**TEXT SECTION:**
— Start —

Figure 1 shows the mainline
program and the exit routines as separate groups of routines. This
is a logical rather than a physical separation; exit routines are
distinctive because they are entered only when an event occurs that
requires handling by an exit routine. When an asynchronous exit routine
is scheduled, VTAM® suspends
execution of the mainline program until the exit routine completes
its processing and returns to VTAM.
In general, only one asynchronous exit routine can be executed at
a time; if an exit routine event occurs while an exit routine is being
executed, the second exit routine is scheduled for entry only after
the first exit routine is completed. The LERAD and SYNAD exit routines
are exceptions to this general rule; they can be entered as the result
of an RPL-based operation, such as OPNDST, RECEIVE, or CHECK in another
exit routine (in which case, they can be viewed as extensions of the
exit routine that caused them to be entered). For details, see Normal operating system environment for a VTAM application program.
Except for the LERAD and SYNAD exit routines, each exit
routine must establish its own addressability, be executed, and then
return to VTAM; VTAM's registers
need not be saved or restored. A temporary branch to part of the mainline
routine can be made from an exit routine and common code can be shared,
but the exit routine would be considered to be in progress until control
is returned to VTAM. The LERAD
and SYNAD exit routines are furnished addressability as the result
of loading registers (a user save area address is passed in register
13).
Figure 1. Organization and flow of Sample Program
2
Except for an RPL exit routine, whose address is specified
in the RPL or RPL-based macroinstruction, the addresses of exit routines
to be associated with the program are defined in an EXLST macroinstruction.
In addition, for DFASY, RESP, and SCIP exit routines, different exit
lists can be defined for different sessions or sets of sessions. In
sample program 2, one exit list is assumed; the address of this exit
list is provided to VTAM in
the EXLST operand of the ACB when the ACB is opened.

— End —

**RECORDED INFORMATION:**
— Start —

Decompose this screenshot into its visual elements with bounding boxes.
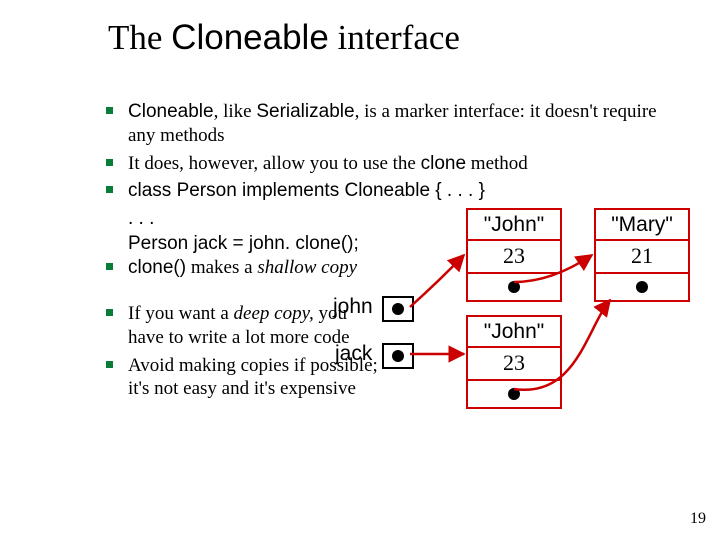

— End —

**SHORT TASK:**
List the RPL-based operations that the passage on VTAM exit routines names as examples of what can cause the LERAD and SYNAD exit routines to be entered.

**WORKED SOLUTION:**
OPNDST, RECEIVE, CHECK